(Figure collection entries)

**********

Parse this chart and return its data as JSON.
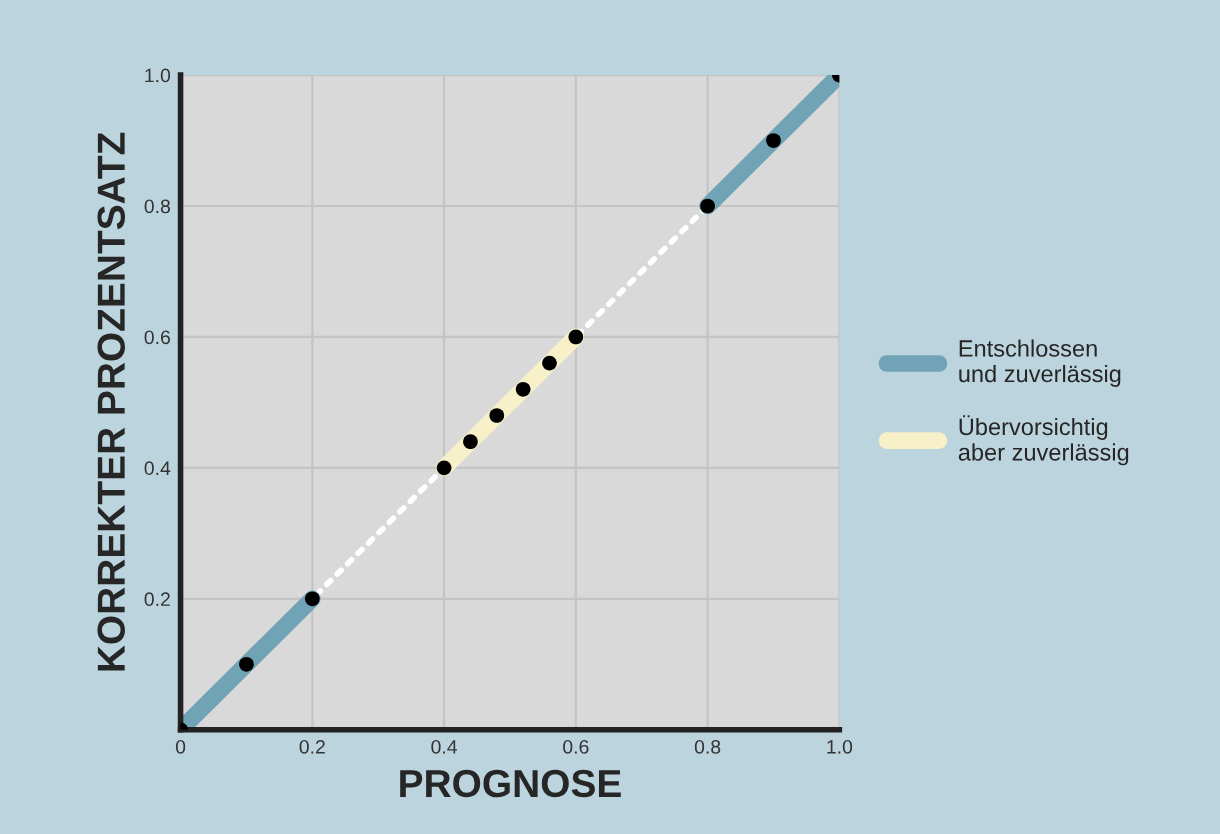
{
  "chart_data": {
    "type": "line",
    "xlabel": "PROGNOSE",
    "ylabel": "KORREKTER PROZENTSATZ",
    "series": [
      {
        "color": "#ffffff",
        "line_style": "dotted",
        "marker": "none",
        "x": [
          0,
          1
        ],
        "values": [
          0,
          1
        ]
      },
      {
        "name": "Entschlossen\nund zuverlässig",
        "color": "#6fa3b5",
        "line_style": "solid",
        "marker": "none",
        "x": [
          0,
          0.1,
          0.2,
          0.5,
          0.8,
          0.9,
          1.0
        ],
        "values": [
          0,
          0.1,
          0.2,
          null,
          0.8,
          0.9,
          1.0
        ]
      },
      {
        "name": "Übervorsichtig\naber zuverlässig",
        "color": "#f7f0c8",
        "line_style": "solid",
        "marker": "none",
        "x": [
          0.4,
          0.44,
          0.48,
          0.52,
          0.56,
          0.6
        ],
        "values": [
          0.4,
          0.44,
          0.48,
          0.52,
          0.56,
          0.6
        ]
      },
      {
        "type": "scatter",
        "color": "#000000",
        "marker": "circle",
        "x": [
          0,
          0.1,
          0.2,
          0.4,
          0.44,
          0.48,
          0.52,
          0.56,
          0.6,
          0.8,
          0.9,
          1.0
        ],
        "values": [
          0,
          0.1,
          0.2,
          0.4,
          0.44,
          0.48,
          0.52,
          0.56,
          0.6,
          0.8,
          0.9,
          1.0
        ]
      }
    ],
    "xlim": [
      0,
      1
    ],
    "ylim": [
      0,
      1
    ],
    "xticks": [
      {
        "value": 0,
        "label": "0"
      },
      0.2,
      0.4,
      0.6,
      0.8,
      {
        "value": 1,
        "label": "1.0"
      }
    ],
    "yticks": [
      {
        "value": 0,
        "label": null
      },
      0.2,
      0.4,
      0.6,
      0.8,
      {
        "value": 1,
        "label": "1.0"
      }
    ],
    "grid": true,
    "legend": "right"
  }
}
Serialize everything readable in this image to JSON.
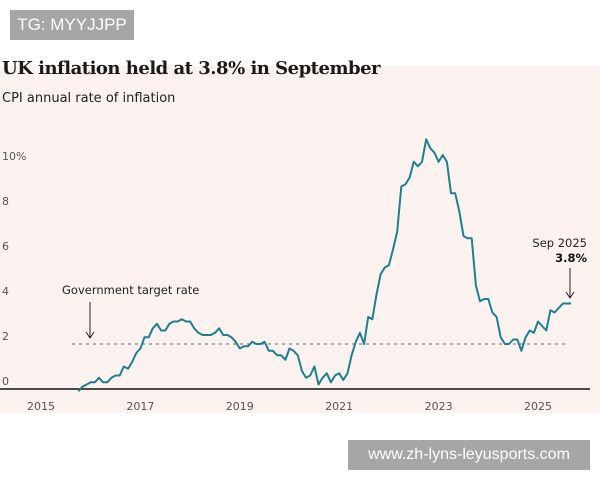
{
  "overlay_tag": "TG: MYYJJPP",
  "overlay_site": "www.zh-lyns-leyusports.com",
  "chart_data": {
    "type": "line",
    "title": "UK inflation held at 3.8% in September",
    "subtitle": "CPI annual rate of inflation",
    "y_ticks": [
      "0",
      "2",
      "4",
      "6",
      "8",
      "10%"
    ],
    "y_tick_values": [
      0,
      2,
      4,
      6,
      8,
      10
    ],
    "x_ticks": [
      "2015",
      "2017",
      "2019",
      "2021",
      "2023",
      "2025"
    ],
    "ylim": [
      0,
      11
    ],
    "xlim": [
      "2015-01",
      "2025-12"
    ],
    "grid": false,
    "line_color": "#1f7f8c",
    "target_rate": 2,
    "target_label": "Government target rate",
    "end_annotation": {
      "label": "Sep 2025",
      "value_label": "3.8%"
    },
    "start": "2015-10",
    "values": [
      -0.1,
      0.1,
      0.2,
      0.3,
      0.3,
      0.5,
      0.3,
      0.3,
      0.5,
      0.6,
      0.6,
      1.0,
      0.9,
      1.2,
      1.6,
      1.8,
      2.3,
      2.3,
      2.7,
      2.9,
      2.6,
      2.6,
      2.9,
      3.0,
      3.0,
      3.1,
      3.0,
      3.0,
      2.7,
      2.5,
      2.4,
      2.4,
      2.4,
      2.5,
      2.7,
      2.4,
      2.4,
      2.3,
      2.1,
      1.8,
      1.9,
      1.9,
      2.1,
      2.0,
      2.0,
      2.1,
      1.7,
      1.7,
      1.5,
      1.5,
      1.3,
      1.8,
      1.7,
      1.5,
      0.8,
      0.5,
      0.6,
      1.0,
      0.2,
      0.5,
      0.7,
      0.3,
      0.6,
      0.7,
      0.4,
      0.7,
      1.5,
      2.1,
      2.5,
      2.0,
      3.2,
      3.1,
      4.2,
      5.1,
      5.4,
      5.5,
      6.2,
      7.0,
      9.0,
      9.1,
      9.4,
      10.1,
      9.9,
      10.1,
      11.1,
      10.7,
      10.5,
      10.1,
      10.4,
      10.1,
      8.7,
      8.7,
      7.9,
      6.8,
      6.7,
      6.7,
      4.6,
      3.9,
      4.0,
      4.0,
      3.4,
      3.2,
      2.3,
      2.0,
      2.0,
      2.2,
      2.2,
      1.7,
      2.3,
      2.6,
      2.5,
      3.0,
      2.8,
      2.6,
      3.5,
      3.4,
      3.6,
      3.8,
      3.8,
      3.8
    ]
  }
}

**********

Task statement: Copy the whole listing above word for word but do not carry over the pictures.

Exercise solution:
Parse this chart and return its data as JSON.
{
  "chart_data": {
    "type": "line",
    "xlabel": "PROGNOSE",
    "ylabel": "KORREKTER PROZENTSATZ",
    "series": [
      {
        "color": "#ffffff",
        "line_style": "dotted",
        "marker": "none",
        "x": [
          0,
          1
        ],
        "values": [
          0,
          1
        ]
      },
      {
        "name": "Entschlossen\nund zuverlässig",
        "color": "#6fa3b5",
        "line_style": "solid",
        "marker": "none",
        "x": [
          0,
          0.1,
          0.2,
          0.5,
          0.8,
          0.9,
          1.0
        ],
        "values": [
          0,
          0.1,
          0.2,
          null,
          0.8,
          0.9,
          1.0
        ]
      },
      {
        "name": "Übervorsichtig\naber zuverlässig",
        "color": "#f7f0c8",
        "line_style": "solid",
        "marker": "none",
        "x": [
          0.4,
          0.44,
          0.48,
          0.52,
          0.56,
          0.6
        ],
        "values": [
          0.4,
          0.44,
          0.48,
          0.52,
          0.56,
          0.6
        ]
      },
      {
        "type": "scatter",
        "color": "#000000",
        "marker": "circle",
        "x": [
          0,
          0.1,
          0.2,
          0.4,
          0.44,
          0.48,
          0.52,
          0.56,
          0.6,
          0.8,
          0.9,
          1.0
        ],
        "values": [
          0,
          0.1,
          0.2,
          0.4,
          0.44,
          0.48,
          0.52,
          0.56,
          0.6,
          0.8,
          0.9,
          1.0
        ]
      }
    ],
    "xlim": [
      0,
      1
    ],
    "ylim": [
      0,
      1
    ],
    "xticks": [
      {
        "value": 0,
        "label": "0"
      },
      0.2,
      0.4,
      0.6,
      0.8,
      {
        "value": 1,
        "label": "1.0"
      }
    ],
    "yticks": [
      {
        "value": 0,
        "label": null
      },
      0.2,
      0.4,
      0.6,
      0.8,
      {
        "value": 1,
        "label": "1.0"
      }
    ],
    "grid": true,
    "legend": "right"
  }
}
Serialize everything readable in this image to JSON.
{
  "overlay_tag": "TG: MYYJJPP",
  "overlay_site": "www.zh-lyns-leyusports.com",
  "chart_data": {
    "type": "line",
    "title": "UK inflation held at 3.8% in September",
    "subtitle": "CPI annual rate of inflation",
    "y_ticks": [
      "0",
      "2",
      "4",
      "6",
      "8",
      "10%"
    ],
    "y_tick_values": [
      0,
      2,
      4,
      6,
      8,
      10
    ],
    "x_ticks": [
      "2015",
      "2017",
      "2019",
      "2021",
      "2023",
      "2025"
    ],
    "ylim": [
      0,
      11
    ],
    "xlim": [
      "2015-01",
      "2025-12"
    ],
    "grid": false,
    "line_color": "#1f7f8c",
    "target_rate": 2,
    "target_label": "Government target rate",
    "end_annotation": {
      "label": "Sep 2025",
      "value_label": "3.8%"
    },
    "start": "2015-10",
    "values": [
      -0.1,
      0.1,
      0.2,
      0.3,
      0.3,
      0.5,
      0.3,
      0.3,
      0.5,
      0.6,
      0.6,
      1.0,
      0.9,
      1.2,
      1.6,
      1.8,
      2.3,
      2.3,
      2.7,
      2.9,
      2.6,
      2.6,
      2.9,
      3.0,
      3.0,
      3.1,
      3.0,
      3.0,
      2.7,
      2.5,
      2.4,
      2.4,
      2.4,
      2.5,
      2.7,
      2.4,
      2.4,
      2.3,
      2.1,
      1.8,
      1.9,
      1.9,
      2.1,
      2.0,
      2.0,
      2.1,
      1.7,
      1.7,
      1.5,
      1.5,
      1.3,
      1.8,
      1.7,
      1.5,
      0.8,
      0.5,
      0.6,
      1.0,
      0.2,
      0.5,
      0.7,
      0.3,
      0.6,
      0.7,
      0.4,
      0.7,
      1.5,
      2.1,
      2.5,
      2.0,
      3.2,
      3.1,
      4.2,
      5.1,
      5.4,
      5.5,
      6.2,
      7.0,
      9.0,
      9.1,
      9.4,
      10.1,
      9.9,
      10.1,
      11.1,
      10.7,
      10.5,
      10.1,
      10.4,
      10.1,
      8.7,
      8.7,
      7.9,
      6.8,
      6.7,
      6.7,
      4.6,
      3.9,
      4.0,
      4.0,
      3.4,
      3.2,
      2.3,
      2.0,
      2.0,
      2.2,
      2.2,
      1.7,
      2.3,
      2.6,
      2.5,
      3.0,
      2.8,
      2.6,
      3.5,
      3.4,
      3.6,
      3.8,
      3.8,
      3.8
    ]
  }
}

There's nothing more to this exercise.